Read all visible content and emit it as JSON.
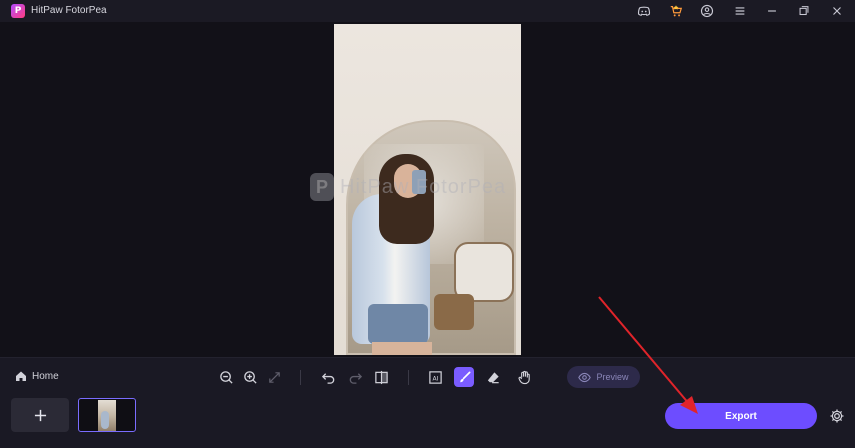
{
  "app": {
    "title": "HitPaw FotorPea",
    "logo_letter": "P"
  },
  "titlebar": {
    "icons": [
      "discord-icon",
      "shop-icon",
      "account-icon",
      "menu-icon",
      "minimize-icon",
      "restore-icon",
      "close-icon"
    ]
  },
  "canvas": {
    "watermark_text": "HitPaw FotorPea",
    "watermark_letter": "P"
  },
  "toolbar": {
    "home_label": "Home",
    "preview_label": "Preview",
    "active_tool": "brush"
  },
  "bottom": {
    "export_label": "Export",
    "add_label": "+"
  },
  "colors": {
    "accent": "#6d4dff",
    "active_tool": "#7a5cff",
    "annotation_arrow": "#e0242a"
  }
}
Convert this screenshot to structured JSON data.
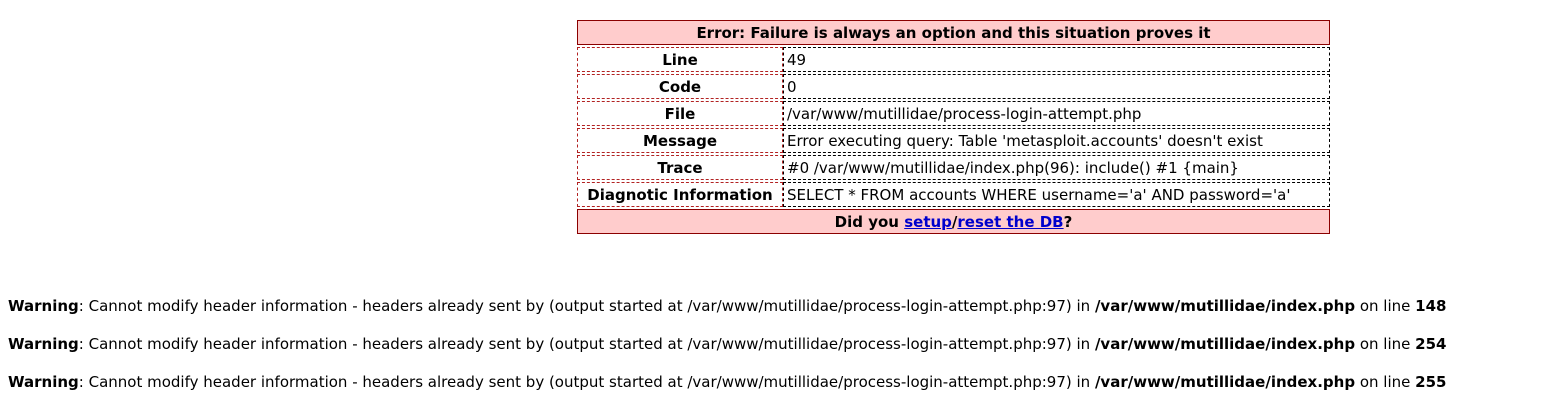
{
  "error_box": {
    "title": "Error: Failure is always an option and this situation proves it",
    "rows": [
      {
        "label": "Line",
        "value": "49"
      },
      {
        "label": "Code",
        "value": "0"
      },
      {
        "label": "File",
        "value": "/var/www/mutillidae/process-login-attempt.php"
      },
      {
        "label": "Message",
        "value": "Error executing query: Table 'metasploit.accounts' doesn't exist"
      },
      {
        "label": "Trace",
        "value": "#0 /var/www/mutillidae/index.php(96): include() #1 {main}"
      },
      {
        "label": "Diagnotic Information",
        "value": "SELECT * FROM accounts WHERE username='a' AND password='a'"
      }
    ],
    "footer": {
      "prefix": "Did you ",
      "link1": "setup",
      "separator": "/",
      "link2": "reset the DB",
      "suffix": "?"
    }
  },
  "warnings": [
    {
      "label": "Warning",
      "text": ": Cannot modify header information - headers already sent by (output started at /var/www/mutillidae/process-login-attempt.php:97) in ",
      "file": "/var/www/mutillidae/index.php",
      "on_line": " on line ",
      "line": "148"
    },
    {
      "label": "Warning",
      "text": ": Cannot modify header information - headers already sent by (output started at /var/www/mutillidae/process-login-attempt.php:97) in ",
      "file": "/var/www/mutillidae/index.php",
      "on_line": " on line ",
      "line": "254"
    },
    {
      "label": "Warning",
      "text": ": Cannot modify header information - headers already sent by (output started at /var/www/mutillidae/process-login-attempt.php:97) in ",
      "file": "/var/www/mutillidae/index.php",
      "on_line": " on line ",
      "line": "255"
    }
  ]
}
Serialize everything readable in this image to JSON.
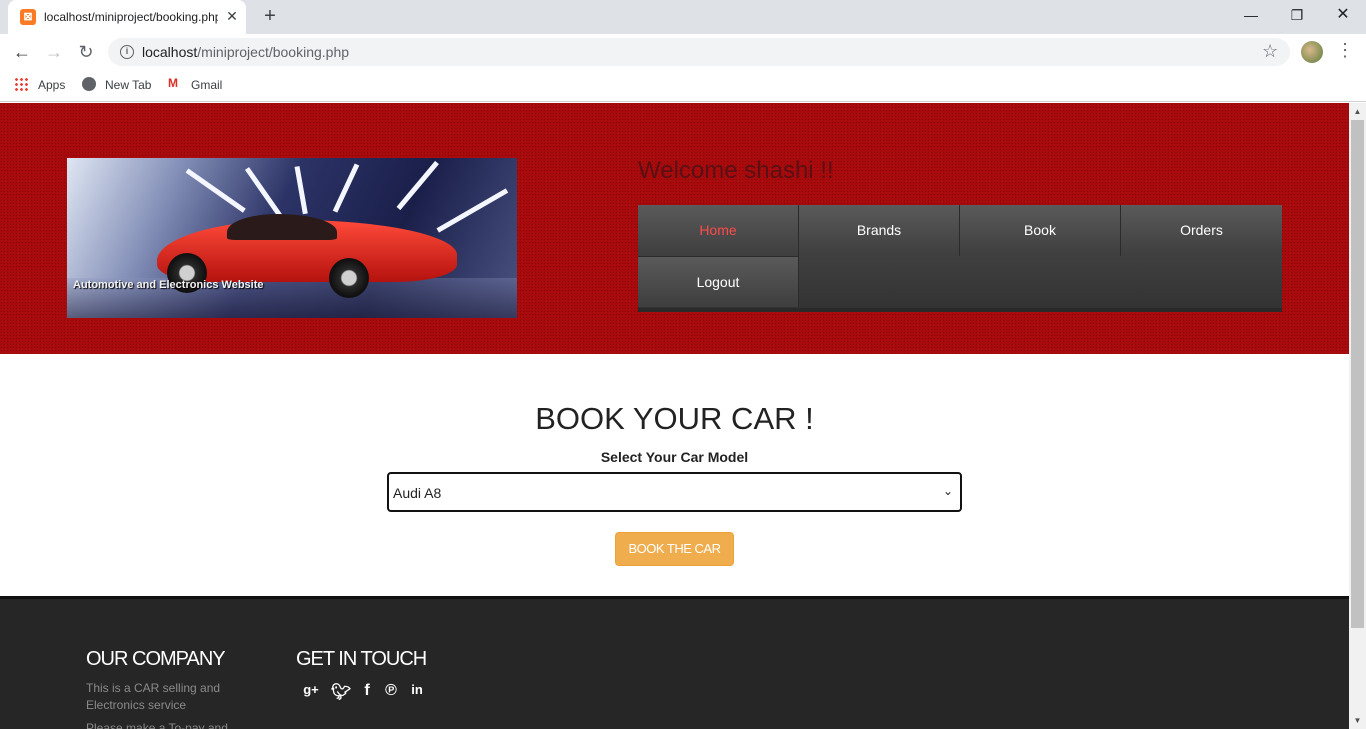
{
  "browser": {
    "tab_title": "localhost/miniproject/booking.php",
    "url_host": "localhost",
    "url_path": "/miniproject/booking.php",
    "bookmarks": [
      {
        "label": "Apps",
        "icon": "apps-grid-icon"
      },
      {
        "label": "New Tab",
        "icon": "globe-icon"
      },
      {
        "label": "Gmail",
        "icon": "gmail-icon"
      }
    ]
  },
  "header": {
    "banner_caption": "Automotive and Electronics Website",
    "welcome": "Welcome shashi !!",
    "menu": [
      {
        "label": "Home",
        "active": true
      },
      {
        "label": "Brands",
        "active": false
      },
      {
        "label": "Book",
        "active": false
      },
      {
        "label": "Orders",
        "active": false
      },
      {
        "label": "Logout",
        "active": false
      }
    ]
  },
  "booking": {
    "title": "BOOK YOUR CAR !",
    "select_label": "Select Your Car Model",
    "selected_model": "Audi A8",
    "button_label": "BOOK THE CAR"
  },
  "footer": {
    "company_heading": "OUR COMPANY",
    "company_text": "This is a CAR selling and Electronics service",
    "company_text_2": "Please make a To-pay and",
    "touch_heading": "GET IN TOUCH",
    "social_icons": [
      "google-plus-icon",
      "twitter-icon",
      "facebook-icon",
      "pinterest-icon",
      "linkedin-icon"
    ]
  },
  "colors": {
    "header_red": "#a8090b",
    "menu_active": "#ff4a4a",
    "button_orange": "#f0ad4e",
    "footer_bg": "#262626"
  }
}
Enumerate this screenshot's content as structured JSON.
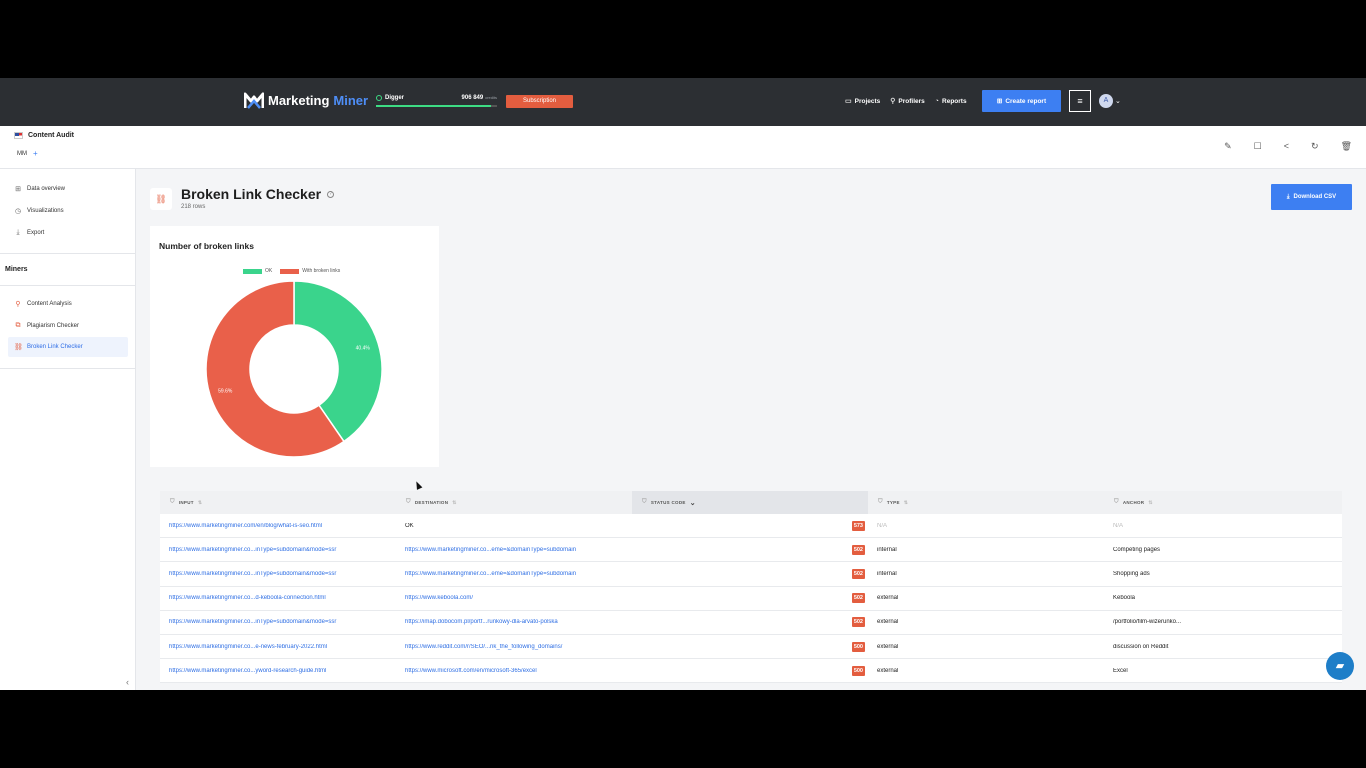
{
  "topbar": {
    "brand_part1": "Marketing",
    "brand_part2": "Miner",
    "plan_name": "Digger",
    "credits": "906 849",
    "credits_unit": "credits",
    "credits_fraction": 0.95,
    "subscription_label": "Subscription",
    "nav": [
      {
        "label": "Projects",
        "icon": "folder-icon"
      },
      {
        "label": "Profilers",
        "icon": "search-icon"
      },
      {
        "label": "Reports",
        "icon": "reports-icon"
      }
    ],
    "create_label": "Create report",
    "avatar_initial": "A"
  },
  "project": {
    "title": "Content Audit",
    "tag": "MM",
    "add": "+"
  },
  "sidebar": {
    "items": [
      {
        "label": "Data overview",
        "icon": "grid-icon"
      },
      {
        "label": "Visualizations",
        "icon": "chart-icon"
      },
      {
        "label": "Export",
        "icon": "download-icon"
      }
    ],
    "miners_heading": "Miners",
    "miners": [
      {
        "label": "Content Analysis",
        "icon": "search-icon"
      },
      {
        "label": "Plagiarism Checker",
        "icon": "copy-icon"
      },
      {
        "label": "Broken Link Checker",
        "icon": "broken-link-icon",
        "active": true
      }
    ]
  },
  "page": {
    "title": "Broken Link Checker",
    "rows": "218 rows",
    "download_label": "Download CSV"
  },
  "chart_data": {
    "type": "pie",
    "donut": true,
    "title": "Number of broken links",
    "series": [
      {
        "name": "OK",
        "value": 40.4,
        "label": "40.4%",
        "color": "#3ad48c"
      },
      {
        "name": "With broken links",
        "value": 59.6,
        "label": "59.6%",
        "color": "#e9604a"
      }
    ],
    "legend_position": "top"
  },
  "table": {
    "columns": [
      "INPUT",
      "DESTINATION",
      "STATUS CODE",
      "TYPE",
      "ANCHOR"
    ],
    "sorted_column": "STATUS CODE",
    "rows": [
      {
        "input": "https://www.marketingminer.com/en/blog/what-is-seo.html",
        "destination": "OK",
        "status": "573",
        "type": "N/A",
        "anchor": "N/A"
      },
      {
        "input": "https://www.marketingminer.co...inType=subdomain&mode=ssr",
        "destination": "https://www.marketingminer.co...eme=&domainType=subdomain",
        "status": "502",
        "type": "internal",
        "anchor": "Competing pages"
      },
      {
        "input": "https://www.marketingminer.co...inType=subdomain&mode=ssr",
        "destination": "https://www.marketingminer.co...eme=&domainType=subdomain",
        "status": "502",
        "type": "internal",
        "anchor": "Shopping ads"
      },
      {
        "input": "https://www.marketingminer.co...d-keboola-connection.html",
        "destination": "https://www.keboola.com/",
        "status": "502",
        "type": "external",
        "anchor": "Keboola"
      },
      {
        "input": "https://www.marketingminer.co...inType=subdomain&mode=ssr",
        "destination": "https://imap.dobocom.pl/portf...runkowy-dla-arvato-polska",
        "status": "502",
        "type": "external",
        "anchor": "/portfolio/film-wizerunko..."
      },
      {
        "input": "https://www.marketingminer.co...e-news-february-2022.html",
        "destination": "https://www.reddit.com/r/SEO/...nk_the_following_domains/",
        "status": "500",
        "type": "external",
        "anchor": "discussion on Reddit"
      },
      {
        "input": "https://www.marketingminer.co...yword-research-guide.html",
        "destination": "https://www.microsoft.com/en/microsoft-365/excel",
        "status": "500",
        "type": "external",
        "anchor": "Excel"
      }
    ]
  }
}
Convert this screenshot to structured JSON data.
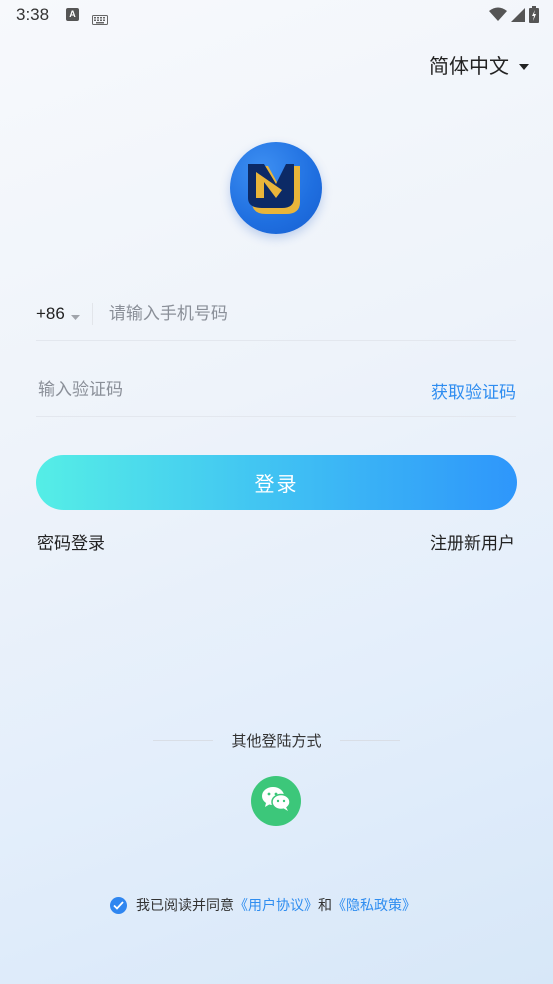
{
  "status_bar": {
    "time": "3:38",
    "icons": [
      "a-notification-icon",
      "keyboard-icon",
      "wifi-icon",
      "signal-icon",
      "battery-icon"
    ]
  },
  "language": {
    "label": "简体中文",
    "icon": "triangle-down-icon"
  },
  "logo": {
    "icon": "app-logo"
  },
  "phone": {
    "country_code": "+86",
    "placeholder": "请输入手机号码",
    "value": ""
  },
  "code": {
    "placeholder": "输入验证码",
    "value": "",
    "get_code_label": "获取验证码"
  },
  "login_button": {
    "label": "登录"
  },
  "links": {
    "password_login": "密码登录",
    "register": "注册新用户"
  },
  "other_login": {
    "label": "其他登陆方式",
    "wechat_icon": "wechat-icon"
  },
  "agreement": {
    "prefix": "我已阅读并同意",
    "user_agreement": "《用户协议》",
    "and": "和",
    "privacy_policy": "《隐私政策》",
    "checked": true
  },
  "colors": {
    "accent": "#2f8df0",
    "button_start": "#55eee6",
    "button_end": "#2e96fb",
    "wechat": "#3cc77a"
  }
}
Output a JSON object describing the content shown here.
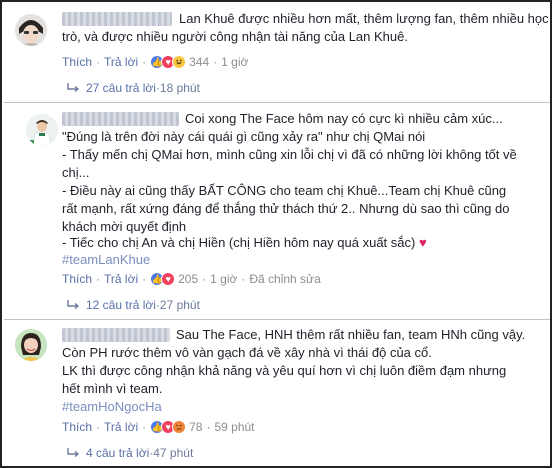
{
  "comments": [
    {
      "lines": [
        "Lan Khuê được nhiều hơn mất, thêm lượng fan, thêm nhiều học",
        "trò, và được nhiều người công nhận tài năng của Lan Khuê."
      ],
      "like_label": "Thích",
      "reply_label": "Trả lời",
      "reaction_count": "344",
      "time": "1 giờ",
      "replies_label": "27 câu trả lời",
      "replies_time": "18 phút",
      "reactions": [
        "like-icon",
        "love-icon",
        "haha-icon"
      ]
    },
    {
      "lines": [
        "Coi xong The Face hôm nay có cực kì nhiều cảm xúc...",
        "\"Đúng là trên đời này cái quái gì cũng xảy ra\" như chị QMai nói",
        "- Thấy mến chị QMai hơn, mình cũng xin lỗi chị vì đã có những lời không tốt về",
        "chị...",
        "- Điều này ai cũng thấy BẤT CÔNG cho team chị Khuê...Team chị Khuê cũng",
        "rất mạnh, rất xứng đáng để thắng thử thách thứ 2.. Nhưng dù sao thì cũng do",
        "khách mời quyết định",
        "- Tiếc cho chị An và chị Hiền (chị Hiền hôm nay quá xuất sắc)"
      ],
      "heart": "♥",
      "hashtag": "#teamLanKhue",
      "like_label": "Thích",
      "reply_label": "Trả lời",
      "reaction_count": "205",
      "time": "1 giờ",
      "edited": "Đã chỉnh sửa",
      "replies_label": "12 câu trả lời",
      "replies_time": "27 phút",
      "reactions": [
        "like-icon",
        "love-icon"
      ]
    },
    {
      "lines": [
        "Sau The Face, HNH thêm rất nhiều fan, team HNh cũng vậy.",
        "Còn PH rước thêm vô vàn gạch đá về xây nhà vì thái độ của cổ.",
        "LK thì được công nhận khả năng và yêu quí hơn vì chị luôn điềm đạm nhưng",
        "hết mình vì team."
      ],
      "hashtag": "#teamHoNgocHa",
      "like_label": "Thích",
      "reply_label": "Trả lời",
      "reaction_count": "78",
      "time": "59 phút",
      "replies_label": "4 câu trả lời",
      "replies_time": "47 phút",
      "reactions": [
        "like-icon",
        "love-icon",
        "angry-icon"
      ]
    }
  ],
  "colors": {
    "link": "#5a70a8",
    "text": "#1d2129",
    "meta": "#8a8d91",
    "hashtag": "#7a8fc0",
    "like": "#4b7bec",
    "love": "#f0405e"
  }
}
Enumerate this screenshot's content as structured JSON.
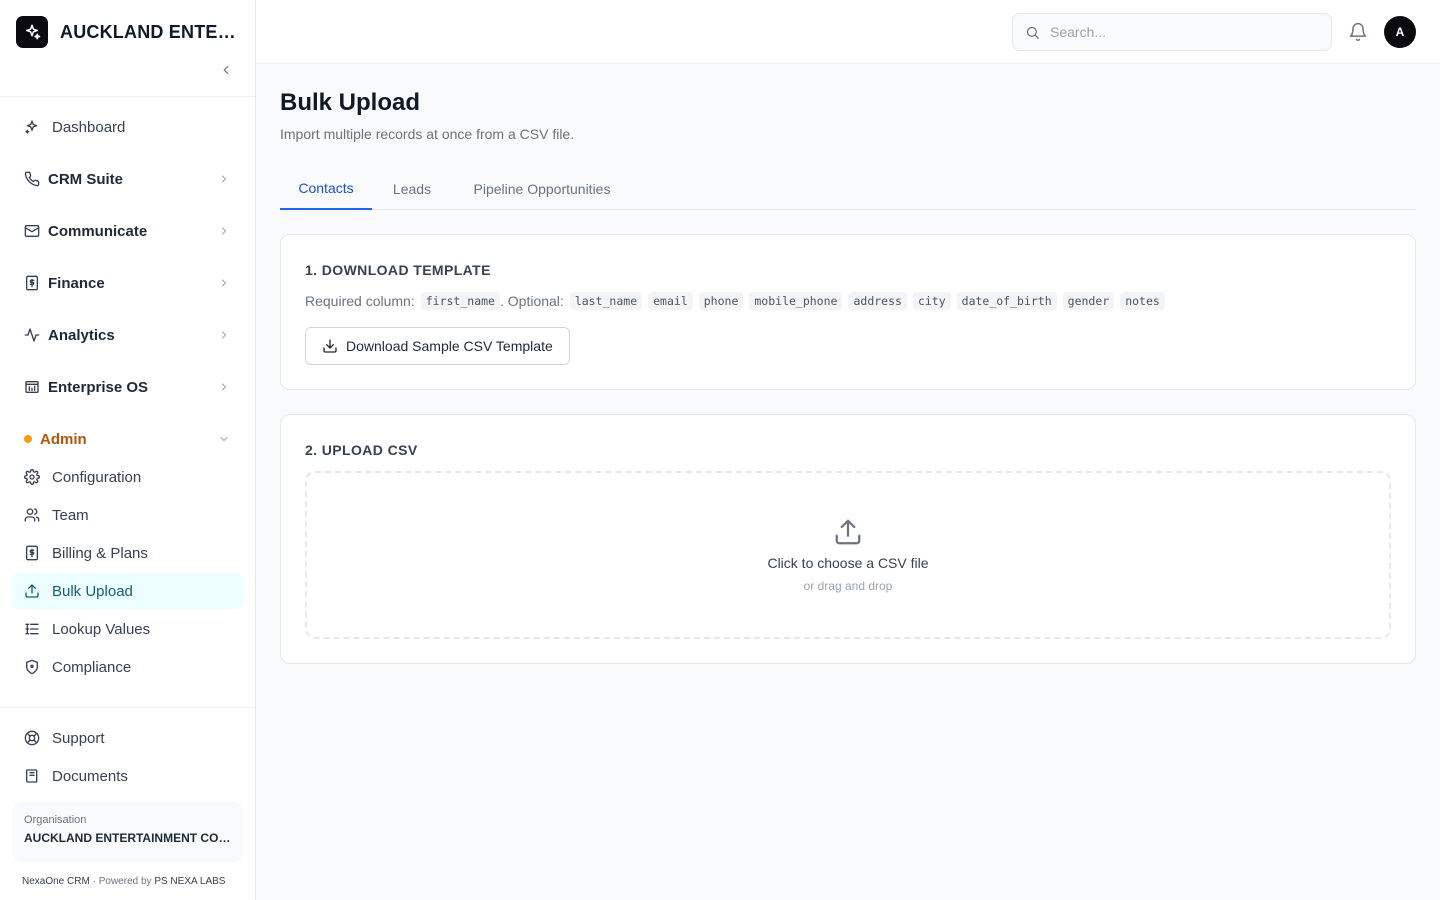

======

(Task prompt) Of the lines in this listing, how many contain "JSON"? Reply with the number and nothing more.

(The output) 7